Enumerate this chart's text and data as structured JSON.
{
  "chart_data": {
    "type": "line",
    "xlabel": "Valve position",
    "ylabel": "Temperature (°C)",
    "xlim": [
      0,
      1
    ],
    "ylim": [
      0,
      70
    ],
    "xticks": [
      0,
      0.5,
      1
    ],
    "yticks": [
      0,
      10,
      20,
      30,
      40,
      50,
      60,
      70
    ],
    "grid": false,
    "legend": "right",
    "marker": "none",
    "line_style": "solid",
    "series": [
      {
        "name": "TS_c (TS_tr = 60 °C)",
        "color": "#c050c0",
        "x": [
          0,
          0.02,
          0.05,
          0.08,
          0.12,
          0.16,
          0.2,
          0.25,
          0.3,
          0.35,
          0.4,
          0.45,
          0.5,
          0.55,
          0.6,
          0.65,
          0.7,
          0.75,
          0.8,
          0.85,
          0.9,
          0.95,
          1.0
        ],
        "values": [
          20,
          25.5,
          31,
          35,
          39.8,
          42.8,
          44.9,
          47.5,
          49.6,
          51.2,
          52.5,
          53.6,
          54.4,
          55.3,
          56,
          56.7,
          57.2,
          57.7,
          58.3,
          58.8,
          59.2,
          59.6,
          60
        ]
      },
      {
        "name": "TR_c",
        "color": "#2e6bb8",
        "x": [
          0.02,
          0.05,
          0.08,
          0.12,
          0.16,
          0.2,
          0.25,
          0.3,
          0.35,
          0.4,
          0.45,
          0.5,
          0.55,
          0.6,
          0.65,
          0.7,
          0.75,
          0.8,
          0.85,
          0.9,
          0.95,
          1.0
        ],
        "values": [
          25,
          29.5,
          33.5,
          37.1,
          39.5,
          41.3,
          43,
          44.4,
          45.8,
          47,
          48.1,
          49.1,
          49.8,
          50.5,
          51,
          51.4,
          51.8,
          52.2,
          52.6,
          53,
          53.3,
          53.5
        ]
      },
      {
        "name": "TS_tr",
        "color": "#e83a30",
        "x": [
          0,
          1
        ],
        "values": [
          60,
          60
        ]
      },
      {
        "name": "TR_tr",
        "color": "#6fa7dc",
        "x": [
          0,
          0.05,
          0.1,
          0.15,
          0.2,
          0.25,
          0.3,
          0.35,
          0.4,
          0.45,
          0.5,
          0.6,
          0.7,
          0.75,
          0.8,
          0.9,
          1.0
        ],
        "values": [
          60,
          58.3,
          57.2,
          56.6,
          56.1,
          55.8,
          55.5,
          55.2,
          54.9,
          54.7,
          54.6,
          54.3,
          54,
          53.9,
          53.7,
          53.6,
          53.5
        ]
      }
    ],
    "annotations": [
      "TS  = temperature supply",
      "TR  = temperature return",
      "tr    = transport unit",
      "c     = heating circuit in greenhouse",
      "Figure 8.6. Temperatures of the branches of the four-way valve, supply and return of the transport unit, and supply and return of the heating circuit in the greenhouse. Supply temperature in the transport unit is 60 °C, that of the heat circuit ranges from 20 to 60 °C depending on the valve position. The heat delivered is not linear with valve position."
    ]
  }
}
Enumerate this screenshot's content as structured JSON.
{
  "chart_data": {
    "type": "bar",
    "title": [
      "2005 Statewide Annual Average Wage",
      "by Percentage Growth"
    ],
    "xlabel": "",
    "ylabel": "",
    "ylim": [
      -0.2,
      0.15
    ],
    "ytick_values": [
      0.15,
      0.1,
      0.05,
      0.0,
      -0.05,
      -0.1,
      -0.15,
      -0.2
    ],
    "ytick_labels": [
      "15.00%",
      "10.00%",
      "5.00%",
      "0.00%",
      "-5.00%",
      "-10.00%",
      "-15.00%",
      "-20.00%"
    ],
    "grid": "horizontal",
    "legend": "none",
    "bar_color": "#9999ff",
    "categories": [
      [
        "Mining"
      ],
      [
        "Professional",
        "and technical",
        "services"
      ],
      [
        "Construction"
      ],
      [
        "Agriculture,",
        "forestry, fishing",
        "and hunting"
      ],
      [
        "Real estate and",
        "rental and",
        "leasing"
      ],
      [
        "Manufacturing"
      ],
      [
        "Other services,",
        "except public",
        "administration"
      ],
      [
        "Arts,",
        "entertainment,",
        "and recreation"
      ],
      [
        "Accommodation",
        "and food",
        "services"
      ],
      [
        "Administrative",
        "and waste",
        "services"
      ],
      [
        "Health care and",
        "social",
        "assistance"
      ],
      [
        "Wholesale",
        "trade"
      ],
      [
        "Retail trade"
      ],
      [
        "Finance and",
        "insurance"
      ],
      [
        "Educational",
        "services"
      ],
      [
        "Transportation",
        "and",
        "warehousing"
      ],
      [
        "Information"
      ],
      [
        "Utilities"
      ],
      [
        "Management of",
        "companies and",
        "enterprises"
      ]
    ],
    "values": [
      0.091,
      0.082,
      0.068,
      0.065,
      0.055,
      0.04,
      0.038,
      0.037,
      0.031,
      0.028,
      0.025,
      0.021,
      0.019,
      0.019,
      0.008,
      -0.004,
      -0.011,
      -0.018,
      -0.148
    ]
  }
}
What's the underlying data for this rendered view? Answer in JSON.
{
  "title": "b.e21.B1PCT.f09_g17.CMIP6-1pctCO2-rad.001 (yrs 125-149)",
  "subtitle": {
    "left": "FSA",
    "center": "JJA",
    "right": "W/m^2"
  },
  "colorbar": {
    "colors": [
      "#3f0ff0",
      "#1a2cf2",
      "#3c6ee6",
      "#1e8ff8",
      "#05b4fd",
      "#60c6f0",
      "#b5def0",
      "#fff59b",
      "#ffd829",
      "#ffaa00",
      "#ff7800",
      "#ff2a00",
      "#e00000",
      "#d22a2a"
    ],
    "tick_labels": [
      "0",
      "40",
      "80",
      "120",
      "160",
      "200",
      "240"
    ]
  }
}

• • • •

The records above need to be transcribed in full. Keep every character unchanged.

● **WRITTEN ANSWER**
Enumerate this chart's text and data as structured JSON.
{
  "chart_data": {
    "type": "line",
    "xlabel": "Valve position",
    "ylabel": "Temperature (°C)",
    "xlim": [
      0,
      1
    ],
    "ylim": [
      0,
      70
    ],
    "xticks": [
      0,
      0.5,
      1
    ],
    "yticks": [
      0,
      10,
      20,
      30,
      40,
      50,
      60,
      70
    ],
    "grid": false,
    "legend": "right",
    "marker": "none",
    "line_style": "solid",
    "series": [
      {
        "name": "TS_c (TS_tr = 60 °C)",
        "color": "#c050c0",
        "x": [
          0,
          0.02,
          0.05,
          0.08,
          0.12,
          0.16,
          0.2,
          0.25,
          0.3,
          0.35,
          0.4,
          0.45,
          0.5,
          0.55,
          0.6,
          0.65,
          0.7,
          0.75,
          0.8,
          0.85,
          0.9,
          0.95,
          1.0
        ],
        "values": [
          20,
          25.5,
          31,
          35,
          39.8,
          42.8,
          44.9,
          47.5,
          49.6,
          51.2,
          52.5,
          53.6,
          54.4,
          55.3,
          56,
          56.7,
          57.2,
          57.7,
          58.3,
          58.8,
          59.2,
          59.6,
          60
        ]
      },
      {
        "name": "TR_c",
        "color": "#2e6bb8",
        "x": [
          0.02,
          0.05,
          0.08,
          0.12,
          0.16,
          0.2,
          0.25,
          0.3,
          0.35,
          0.4,
          0.45,
          0.5,
          0.55,
          0.6,
          0.65,
          0.7,
          0.75,
          0.8,
          0.85,
          0.9,
          0.95,
          1.0
        ],
        "values": [
          25,
          29.5,
          33.5,
          37.1,
          39.5,
          41.3,
          43,
          44.4,
          45.8,
          47,
          48.1,
          49.1,
          49.8,
          50.5,
          51,
          51.4,
          51.8,
          52.2,
          52.6,
          53,
          53.3,
          53.5
        ]
      },
      {
        "name": "TS_tr",
        "color": "#e83a30",
        "x": [
          0,
          1
        ],
        "values": [
          60,
          60
        ]
      },
      {
        "name": "TR_tr",
        "color": "#6fa7dc",
        "x": [
          0,
          0.05,
          0.1,
          0.15,
          0.2,
          0.25,
          0.3,
          0.35,
          0.4,
          0.45,
          0.5,
          0.6,
          0.7,
          0.75,
          0.8,
          0.9,
          1.0
        ],
        "values": [
          60,
          58.3,
          57.2,
          56.6,
          56.1,
          55.8,
          55.5,
          55.2,
          54.9,
          54.7,
          54.6,
          54.3,
          54,
          53.9,
          53.7,
          53.6,
          53.5
        ]
      }
    ],
    "annotations": [
      "TS  = temperature supply",
      "TR  = temperature return",
      "tr    = transport unit",
      "c     = heating circuit in greenhouse",
      "Figure 8.6. Temperatures of the branches of the four-way valve, supply and return of the transport unit, and supply and return of the heating circuit in the greenhouse. Supply temperature in the transport unit is 60 °C, that of the heat circuit ranges from 20 to 60 °C depending on the valve position. The heat delivered is not linear with valve position."
    ]
  }
}
Enumerate this screenshot's content as structured JSON.
{
  "chart_data": {
    "type": "bar",
    "title": [
      "2005 Statewide Annual Average Wage",
      "by Percentage Growth"
    ],
    "xlabel": "",
    "ylabel": "",
    "ylim": [
      -0.2,
      0.15
    ],
    "ytick_values": [
      0.15,
      0.1,
      0.05,
      0.0,
      -0.05,
      -0.1,
      -0.15,
      -0.2
    ],
    "ytick_labels": [
      "15.00%",
      "10.00%",
      "5.00%",
      "0.00%",
      "-5.00%",
      "-10.00%",
      "-15.00%",
      "-20.00%"
    ],
    "grid": "horizontal",
    "legend": "none",
    "bar_color": "#9999ff",
    "categories": [
      [
        "Mining"
      ],
      [
        "Professional",
        "and technical",
        "services"
      ],
      [
        "Construction"
      ],
      [
        "Agriculture,",
        "forestry, fishing",
        "and hunting"
      ],
      [
        "Real estate and",
        "rental and",
        "leasing"
      ],
      [
        "Manufacturing"
      ],
      [
        "Other services,",
        "except public",
        "administration"
      ],
      [
        "Arts,",
        "entertainment,",
        "and recreation"
      ],
      [
        "Accommodation",
        "and food",
        "services"
      ],
      [
        "Administrative",
        "and waste",
        "services"
      ],
      [
        "Health care and",
        "social",
        "assistance"
      ],
      [
        "Wholesale",
        "trade"
      ],
      [
        "Retail trade"
      ],
      [
        "Finance and",
        "insurance"
      ],
      [
        "Educational",
        "services"
      ],
      [
        "Transportation",
        "and",
        "warehousing"
      ],
      [
        "Information"
      ],
      [
        "Utilities"
      ],
      [
        "Management of",
        "companies and",
        "enterprises"
      ]
    ],
    "values": [
      0.091,
      0.082,
      0.068,
      0.065,
      0.055,
      0.04,
      0.038,
      0.037,
      0.031,
      0.028,
      0.025,
      0.021,
      0.019,
      0.019,
      0.008,
      -0.004,
      -0.011,
      -0.018,
      -0.148
    ]
  }
}
What's the underlying data for this rendered view? Answer in JSON.
{
  "title": "b.e21.B1PCT.f09_g17.CMIP6-1pctCO2-rad.001 (yrs 125-149)",
  "subtitle": {
    "left": "FSA",
    "center": "JJA",
    "right": "W/m^2"
  },
  "colorbar": {
    "colors": [
      "#3f0ff0",
      "#1a2cf2",
      "#3c6ee6",
      "#1e8ff8",
      "#05b4fd",
      "#60c6f0",
      "#b5def0",
      "#fff59b",
      "#ffd829",
      "#ffaa00",
      "#ff7800",
      "#ff2a00",
      "#e00000",
      "#d22a2a"
    ],
    "tick_labels": [
      "0",
      "40",
      "80",
      "120",
      "160",
      "200",
      "240"
    ]
  }
}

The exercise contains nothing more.